## Short exercise
Give the number of lines in the records below that include "Доля", and nothing more.

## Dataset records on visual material
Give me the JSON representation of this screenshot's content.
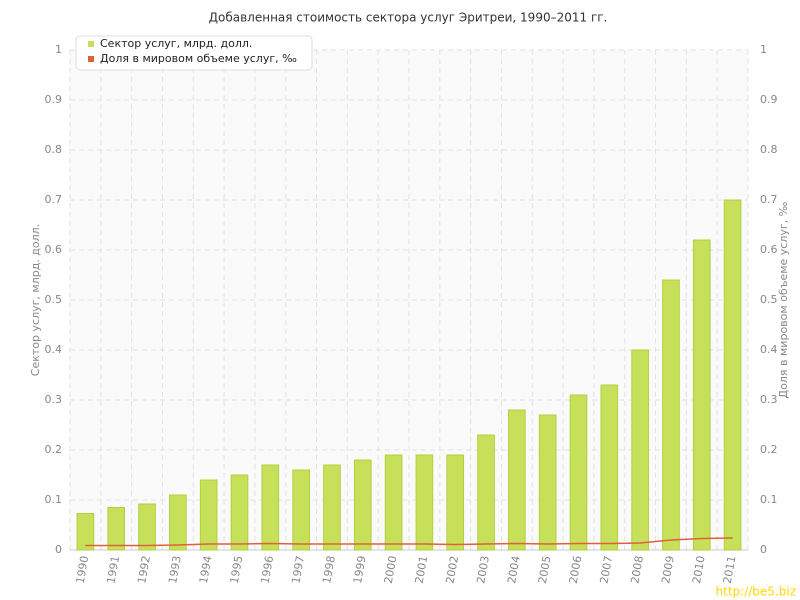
{
  "chart_data": {
    "type": "bar",
    "title": "Добавленная стоимость сектора услуг Эритреи, 1990–2011 гг.",
    "y_label": "Сектор услуг, млрд. долл.",
    "y2_label": "Доля в мировом объеме услуг, ‰",
    "categories": [
      "1990",
      "1991",
      "1992",
      "1993",
      "1994",
      "1995",
      "1996",
      "1997",
      "1998",
      "1999",
      "2000",
      "2001",
      "2002",
      "2003",
      "2004",
      "2005",
      "2006",
      "2007",
      "2008",
      "2009",
      "2010",
      "2011"
    ],
    "series": [
      {
        "name": "Сектор услуг, млрд. долл.",
        "type": "bar",
        "color": "#c6e05a",
        "values": [
          0.073,
          0.085,
          0.092,
          0.11,
          0.14,
          0.15,
          0.17,
          0.16,
          0.17,
          0.18,
          0.19,
          0.19,
          0.19,
          0.23,
          0.28,
          0.27,
          0.31,
          0.33,
          0.4,
          0.54,
          0.62,
          0.7
        ]
      },
      {
        "name": "Доля в мировом объеме услуг, ‰",
        "type": "line",
        "color": "#e0603a",
        "axis": "y2",
        "values": [
          0.009,
          0.009,
          0.009,
          0.01,
          0.012,
          0.012,
          0.013,
          0.012,
          0.012,
          0.012,
          0.012,
          0.012,
          0.011,
          0.012,
          0.013,
          0.012,
          0.013,
          0.013,
          0.014,
          0.02,
          0.023,
          0.024
        ]
      }
    ],
    "ylim": [
      0,
      1
    ],
    "yticks": [
      0,
      0.1,
      0.2,
      0.3,
      0.4,
      0.5,
      0.6,
      0.7,
      0.8,
      0.9,
      1
    ],
    "y2lim": [
      0,
      1
    ],
    "y2ticks": [
      0,
      0.1,
      0.2,
      0.3,
      0.4,
      0.5,
      0.6,
      0.7,
      0.8,
      0.9,
      1
    ],
    "grid": true,
    "legend": "top-left",
    "watermark": "http://be5.biz"
  }
}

## Response to this exercise
2